Copy every line of the following data that includes the string "this".
>> BEGIN
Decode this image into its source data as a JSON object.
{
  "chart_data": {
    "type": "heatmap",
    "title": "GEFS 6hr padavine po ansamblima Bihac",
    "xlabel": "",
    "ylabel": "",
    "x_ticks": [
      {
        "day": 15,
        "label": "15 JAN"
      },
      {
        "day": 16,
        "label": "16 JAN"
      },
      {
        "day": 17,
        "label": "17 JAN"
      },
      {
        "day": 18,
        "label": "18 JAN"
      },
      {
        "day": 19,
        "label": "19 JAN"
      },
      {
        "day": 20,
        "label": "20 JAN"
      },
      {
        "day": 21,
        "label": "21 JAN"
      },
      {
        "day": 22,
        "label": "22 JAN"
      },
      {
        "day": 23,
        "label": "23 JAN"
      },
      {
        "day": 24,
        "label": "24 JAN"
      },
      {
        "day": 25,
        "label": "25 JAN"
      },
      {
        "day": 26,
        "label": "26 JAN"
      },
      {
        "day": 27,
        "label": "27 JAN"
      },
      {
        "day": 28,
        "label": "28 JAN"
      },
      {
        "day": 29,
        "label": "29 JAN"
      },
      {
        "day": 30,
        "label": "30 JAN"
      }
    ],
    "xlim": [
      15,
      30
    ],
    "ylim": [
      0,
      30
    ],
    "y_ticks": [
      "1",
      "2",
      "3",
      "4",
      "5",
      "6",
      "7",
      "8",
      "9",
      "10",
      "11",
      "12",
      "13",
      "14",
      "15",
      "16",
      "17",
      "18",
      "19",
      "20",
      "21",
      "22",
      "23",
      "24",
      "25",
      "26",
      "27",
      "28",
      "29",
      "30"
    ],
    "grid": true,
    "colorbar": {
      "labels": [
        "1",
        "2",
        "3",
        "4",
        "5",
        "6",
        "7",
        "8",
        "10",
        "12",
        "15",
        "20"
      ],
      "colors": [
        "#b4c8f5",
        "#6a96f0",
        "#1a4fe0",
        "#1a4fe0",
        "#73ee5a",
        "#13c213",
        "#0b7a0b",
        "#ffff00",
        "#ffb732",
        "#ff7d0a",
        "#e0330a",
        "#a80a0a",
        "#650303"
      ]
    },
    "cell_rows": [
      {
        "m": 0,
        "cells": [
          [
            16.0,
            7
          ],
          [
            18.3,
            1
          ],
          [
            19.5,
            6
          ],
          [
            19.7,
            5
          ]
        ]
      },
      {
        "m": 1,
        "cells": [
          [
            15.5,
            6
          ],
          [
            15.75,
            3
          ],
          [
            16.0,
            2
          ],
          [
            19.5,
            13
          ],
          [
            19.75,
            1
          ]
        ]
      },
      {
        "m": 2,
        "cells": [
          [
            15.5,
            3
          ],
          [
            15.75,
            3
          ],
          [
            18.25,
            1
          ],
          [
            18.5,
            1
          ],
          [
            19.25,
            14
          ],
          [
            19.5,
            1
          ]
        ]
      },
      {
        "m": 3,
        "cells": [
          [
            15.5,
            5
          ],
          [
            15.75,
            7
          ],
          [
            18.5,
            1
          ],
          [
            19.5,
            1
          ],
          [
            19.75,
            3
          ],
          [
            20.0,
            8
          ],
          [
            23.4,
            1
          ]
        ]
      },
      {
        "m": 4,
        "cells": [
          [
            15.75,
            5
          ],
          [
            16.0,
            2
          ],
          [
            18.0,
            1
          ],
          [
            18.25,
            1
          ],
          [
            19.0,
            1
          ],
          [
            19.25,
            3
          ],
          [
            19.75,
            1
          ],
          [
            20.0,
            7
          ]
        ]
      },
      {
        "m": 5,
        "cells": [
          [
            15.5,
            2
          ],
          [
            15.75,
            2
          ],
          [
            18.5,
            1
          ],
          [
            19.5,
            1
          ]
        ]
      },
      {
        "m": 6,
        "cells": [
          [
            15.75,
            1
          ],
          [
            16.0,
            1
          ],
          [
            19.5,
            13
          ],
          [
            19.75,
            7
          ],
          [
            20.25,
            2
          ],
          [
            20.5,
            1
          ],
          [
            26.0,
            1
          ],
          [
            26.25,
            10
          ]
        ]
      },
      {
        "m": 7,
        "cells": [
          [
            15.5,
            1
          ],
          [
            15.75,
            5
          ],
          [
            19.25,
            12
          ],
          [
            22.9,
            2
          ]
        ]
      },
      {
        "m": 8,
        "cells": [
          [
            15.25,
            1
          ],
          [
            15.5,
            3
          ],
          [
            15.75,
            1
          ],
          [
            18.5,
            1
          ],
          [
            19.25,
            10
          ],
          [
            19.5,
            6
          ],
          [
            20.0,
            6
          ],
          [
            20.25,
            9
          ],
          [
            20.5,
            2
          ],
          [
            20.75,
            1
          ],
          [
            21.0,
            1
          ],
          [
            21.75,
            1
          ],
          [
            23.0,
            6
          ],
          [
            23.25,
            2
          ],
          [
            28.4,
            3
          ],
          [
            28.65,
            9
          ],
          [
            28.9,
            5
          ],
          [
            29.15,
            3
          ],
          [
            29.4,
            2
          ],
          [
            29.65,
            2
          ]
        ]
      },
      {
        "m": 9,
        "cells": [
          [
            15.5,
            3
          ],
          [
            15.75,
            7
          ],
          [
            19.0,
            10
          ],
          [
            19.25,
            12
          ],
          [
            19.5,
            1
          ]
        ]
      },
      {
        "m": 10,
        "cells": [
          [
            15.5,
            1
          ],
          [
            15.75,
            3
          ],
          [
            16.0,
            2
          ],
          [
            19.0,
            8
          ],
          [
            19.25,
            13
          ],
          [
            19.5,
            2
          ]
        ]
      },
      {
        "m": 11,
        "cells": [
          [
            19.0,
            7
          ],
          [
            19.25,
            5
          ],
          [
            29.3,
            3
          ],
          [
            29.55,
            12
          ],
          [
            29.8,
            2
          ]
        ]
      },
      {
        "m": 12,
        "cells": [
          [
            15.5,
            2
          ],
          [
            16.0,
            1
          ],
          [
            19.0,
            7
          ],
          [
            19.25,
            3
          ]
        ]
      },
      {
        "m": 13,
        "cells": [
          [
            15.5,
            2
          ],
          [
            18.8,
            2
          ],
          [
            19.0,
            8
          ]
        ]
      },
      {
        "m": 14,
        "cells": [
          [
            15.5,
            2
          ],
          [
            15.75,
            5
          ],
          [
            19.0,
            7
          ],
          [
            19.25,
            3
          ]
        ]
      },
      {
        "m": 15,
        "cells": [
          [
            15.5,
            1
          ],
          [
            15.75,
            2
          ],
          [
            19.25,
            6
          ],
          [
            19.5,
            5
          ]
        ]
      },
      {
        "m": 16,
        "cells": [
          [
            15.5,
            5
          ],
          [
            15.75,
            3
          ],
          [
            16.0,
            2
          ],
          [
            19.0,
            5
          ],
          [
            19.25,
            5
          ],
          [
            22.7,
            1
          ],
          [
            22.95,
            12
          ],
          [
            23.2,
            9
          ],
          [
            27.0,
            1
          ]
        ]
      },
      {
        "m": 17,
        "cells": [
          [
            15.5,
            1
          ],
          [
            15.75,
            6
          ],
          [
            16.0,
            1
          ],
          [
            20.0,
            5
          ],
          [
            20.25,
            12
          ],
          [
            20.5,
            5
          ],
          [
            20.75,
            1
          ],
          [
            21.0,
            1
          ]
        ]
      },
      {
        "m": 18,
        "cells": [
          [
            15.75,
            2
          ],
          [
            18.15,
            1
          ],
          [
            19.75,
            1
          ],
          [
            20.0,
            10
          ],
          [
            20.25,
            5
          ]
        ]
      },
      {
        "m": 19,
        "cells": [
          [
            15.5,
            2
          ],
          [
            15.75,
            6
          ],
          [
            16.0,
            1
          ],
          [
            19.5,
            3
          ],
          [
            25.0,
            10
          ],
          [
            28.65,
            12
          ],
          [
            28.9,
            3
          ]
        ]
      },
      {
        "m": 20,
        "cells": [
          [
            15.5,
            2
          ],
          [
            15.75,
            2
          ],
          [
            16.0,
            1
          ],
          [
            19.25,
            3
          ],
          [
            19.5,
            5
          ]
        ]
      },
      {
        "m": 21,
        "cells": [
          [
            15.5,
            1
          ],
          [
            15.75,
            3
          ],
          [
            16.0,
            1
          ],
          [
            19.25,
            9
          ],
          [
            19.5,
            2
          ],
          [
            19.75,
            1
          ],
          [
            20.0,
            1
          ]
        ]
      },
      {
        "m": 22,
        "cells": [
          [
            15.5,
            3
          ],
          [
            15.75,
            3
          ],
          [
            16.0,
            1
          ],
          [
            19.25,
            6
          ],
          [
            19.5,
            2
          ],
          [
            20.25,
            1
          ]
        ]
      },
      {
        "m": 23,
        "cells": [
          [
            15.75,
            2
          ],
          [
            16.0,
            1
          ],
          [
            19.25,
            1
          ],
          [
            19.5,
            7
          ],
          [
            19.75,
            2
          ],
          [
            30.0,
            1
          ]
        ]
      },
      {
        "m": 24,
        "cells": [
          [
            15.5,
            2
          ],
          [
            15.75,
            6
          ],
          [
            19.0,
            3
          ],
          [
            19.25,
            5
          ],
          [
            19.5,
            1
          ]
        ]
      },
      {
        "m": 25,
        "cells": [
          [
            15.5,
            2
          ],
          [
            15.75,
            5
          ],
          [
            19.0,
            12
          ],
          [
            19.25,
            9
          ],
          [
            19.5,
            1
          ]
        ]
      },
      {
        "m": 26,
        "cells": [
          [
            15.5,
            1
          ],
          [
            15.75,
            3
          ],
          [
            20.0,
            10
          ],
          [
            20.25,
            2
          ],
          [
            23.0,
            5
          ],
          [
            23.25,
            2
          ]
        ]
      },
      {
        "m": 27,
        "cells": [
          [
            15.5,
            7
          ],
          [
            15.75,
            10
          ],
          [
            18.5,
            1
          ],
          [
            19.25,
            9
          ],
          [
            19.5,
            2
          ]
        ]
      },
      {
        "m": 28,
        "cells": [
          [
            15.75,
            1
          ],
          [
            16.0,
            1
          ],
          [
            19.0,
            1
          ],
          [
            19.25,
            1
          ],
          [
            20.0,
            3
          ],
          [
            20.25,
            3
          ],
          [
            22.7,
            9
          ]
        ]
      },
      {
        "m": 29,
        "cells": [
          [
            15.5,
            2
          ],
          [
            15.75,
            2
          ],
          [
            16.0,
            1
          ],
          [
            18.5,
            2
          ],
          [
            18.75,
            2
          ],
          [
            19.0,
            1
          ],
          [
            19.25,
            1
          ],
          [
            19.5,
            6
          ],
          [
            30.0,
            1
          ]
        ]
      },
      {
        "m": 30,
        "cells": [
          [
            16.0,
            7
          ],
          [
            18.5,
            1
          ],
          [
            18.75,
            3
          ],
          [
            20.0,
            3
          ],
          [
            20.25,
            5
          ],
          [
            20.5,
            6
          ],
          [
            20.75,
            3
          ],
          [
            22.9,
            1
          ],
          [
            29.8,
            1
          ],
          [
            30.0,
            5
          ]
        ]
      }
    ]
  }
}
>> END
>> BEGIN
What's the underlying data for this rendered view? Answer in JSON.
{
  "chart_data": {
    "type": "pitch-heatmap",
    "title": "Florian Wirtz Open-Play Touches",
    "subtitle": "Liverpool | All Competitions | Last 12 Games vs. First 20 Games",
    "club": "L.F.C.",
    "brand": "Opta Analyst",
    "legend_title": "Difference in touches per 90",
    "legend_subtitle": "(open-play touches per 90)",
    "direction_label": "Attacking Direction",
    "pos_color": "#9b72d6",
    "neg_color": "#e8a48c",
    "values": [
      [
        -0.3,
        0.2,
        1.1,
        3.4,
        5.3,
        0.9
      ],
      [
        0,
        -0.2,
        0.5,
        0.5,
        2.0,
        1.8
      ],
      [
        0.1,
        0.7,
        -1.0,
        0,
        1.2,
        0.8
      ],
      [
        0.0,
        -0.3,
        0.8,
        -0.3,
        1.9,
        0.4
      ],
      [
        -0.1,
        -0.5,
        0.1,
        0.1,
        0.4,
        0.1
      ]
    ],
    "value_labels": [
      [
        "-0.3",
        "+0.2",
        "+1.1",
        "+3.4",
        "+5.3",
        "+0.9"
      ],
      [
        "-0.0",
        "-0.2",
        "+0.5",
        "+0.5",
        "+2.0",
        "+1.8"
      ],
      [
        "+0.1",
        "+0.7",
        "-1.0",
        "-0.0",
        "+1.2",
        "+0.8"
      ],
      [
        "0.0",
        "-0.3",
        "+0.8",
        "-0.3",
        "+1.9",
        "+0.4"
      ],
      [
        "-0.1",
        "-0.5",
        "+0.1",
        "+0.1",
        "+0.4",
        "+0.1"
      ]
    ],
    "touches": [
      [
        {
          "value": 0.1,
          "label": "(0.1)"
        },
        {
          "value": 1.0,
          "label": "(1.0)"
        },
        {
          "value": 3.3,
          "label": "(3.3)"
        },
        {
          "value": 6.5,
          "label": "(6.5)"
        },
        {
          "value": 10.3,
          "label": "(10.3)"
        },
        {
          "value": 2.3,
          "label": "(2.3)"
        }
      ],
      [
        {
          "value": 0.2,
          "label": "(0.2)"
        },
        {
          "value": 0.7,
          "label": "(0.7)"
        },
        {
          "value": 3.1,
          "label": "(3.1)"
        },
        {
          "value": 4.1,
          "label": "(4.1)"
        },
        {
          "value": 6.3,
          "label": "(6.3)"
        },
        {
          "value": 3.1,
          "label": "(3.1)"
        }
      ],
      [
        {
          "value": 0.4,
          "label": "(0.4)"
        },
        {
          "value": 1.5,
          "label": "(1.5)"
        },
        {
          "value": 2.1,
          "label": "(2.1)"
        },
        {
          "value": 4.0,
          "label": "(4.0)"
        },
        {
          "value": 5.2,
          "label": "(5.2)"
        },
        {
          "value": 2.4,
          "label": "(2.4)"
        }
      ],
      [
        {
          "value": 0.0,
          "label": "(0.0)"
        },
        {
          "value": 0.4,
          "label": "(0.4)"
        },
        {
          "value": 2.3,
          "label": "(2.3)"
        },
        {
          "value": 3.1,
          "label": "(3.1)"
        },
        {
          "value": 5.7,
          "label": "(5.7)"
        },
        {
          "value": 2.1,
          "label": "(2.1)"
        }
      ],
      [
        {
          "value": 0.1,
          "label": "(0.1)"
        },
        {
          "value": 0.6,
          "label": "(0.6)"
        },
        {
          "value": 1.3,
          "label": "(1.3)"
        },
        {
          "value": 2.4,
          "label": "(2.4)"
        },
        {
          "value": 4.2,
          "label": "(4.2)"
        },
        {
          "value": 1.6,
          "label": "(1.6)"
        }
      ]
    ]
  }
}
>> END
>> BEGIN
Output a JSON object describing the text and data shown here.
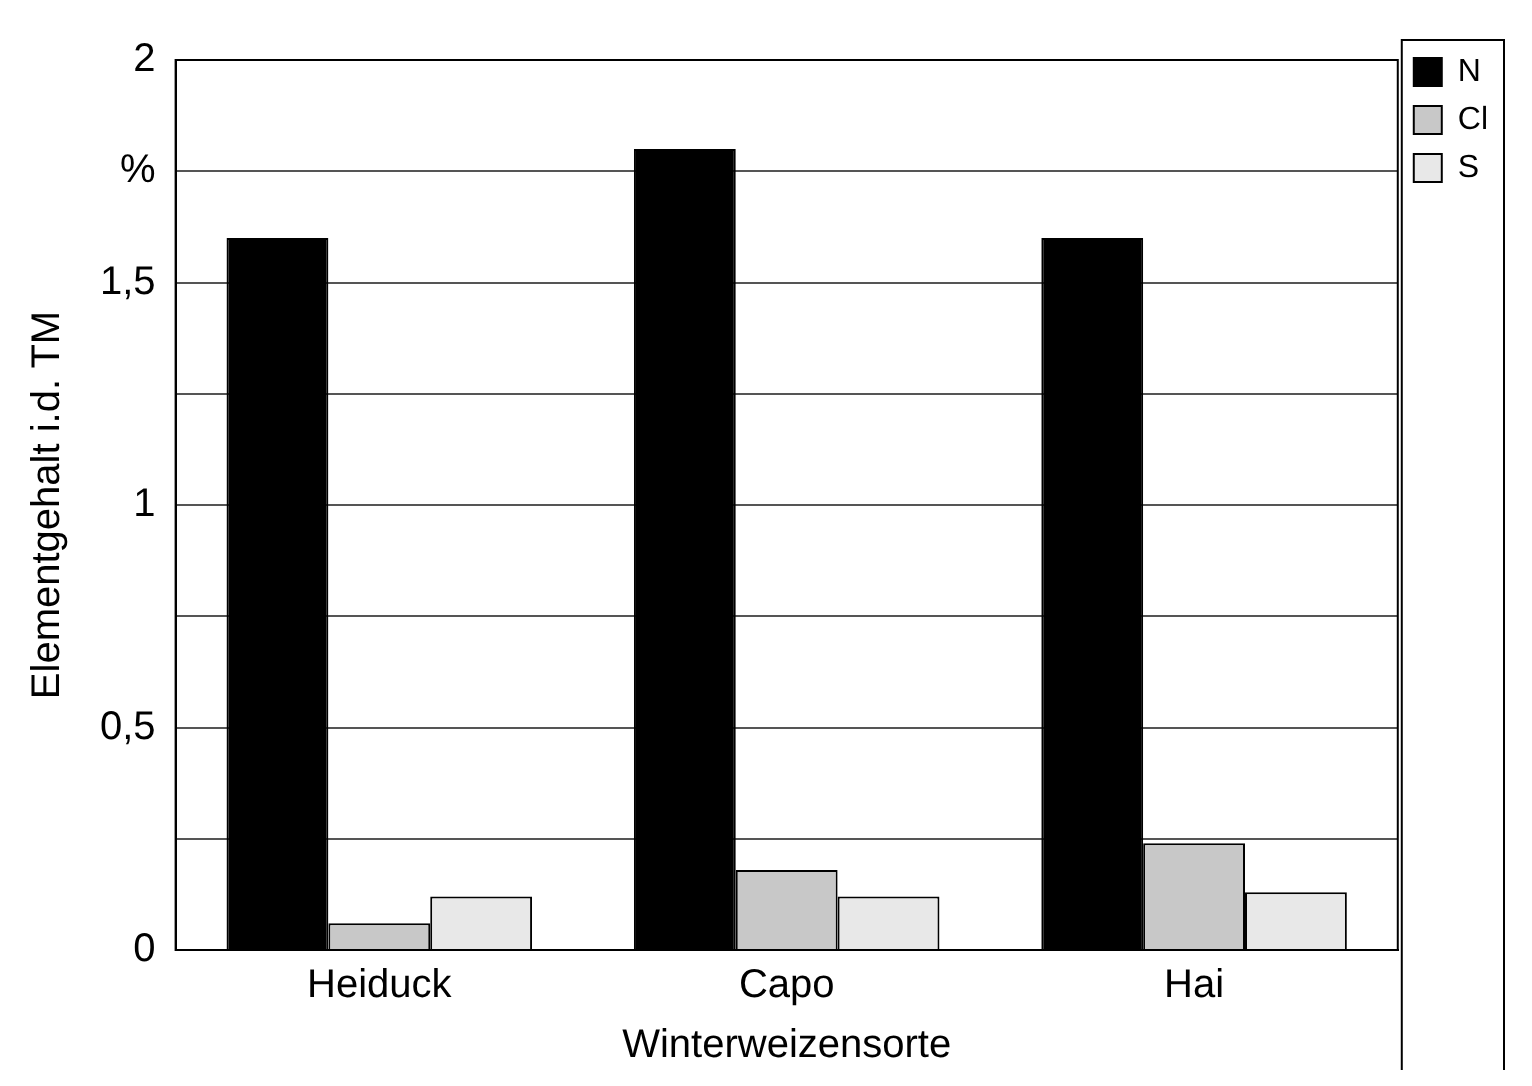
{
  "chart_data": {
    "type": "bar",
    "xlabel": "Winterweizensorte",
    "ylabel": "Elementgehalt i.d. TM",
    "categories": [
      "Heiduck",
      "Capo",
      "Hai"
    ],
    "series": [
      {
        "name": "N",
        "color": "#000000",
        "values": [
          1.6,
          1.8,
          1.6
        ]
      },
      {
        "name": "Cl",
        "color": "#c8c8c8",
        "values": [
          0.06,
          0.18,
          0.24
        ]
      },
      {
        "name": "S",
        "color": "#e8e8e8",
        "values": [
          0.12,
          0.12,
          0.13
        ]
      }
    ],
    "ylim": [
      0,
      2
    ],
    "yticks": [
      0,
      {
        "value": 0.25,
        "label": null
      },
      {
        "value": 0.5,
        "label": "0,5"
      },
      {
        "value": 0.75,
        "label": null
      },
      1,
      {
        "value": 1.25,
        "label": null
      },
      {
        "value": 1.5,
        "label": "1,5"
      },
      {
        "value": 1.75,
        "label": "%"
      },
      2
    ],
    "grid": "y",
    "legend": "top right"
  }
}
>> END
Task output:
Decode this image into its source data as a JSON object.
What's the underlying data for this rendered view? Answer in JSON.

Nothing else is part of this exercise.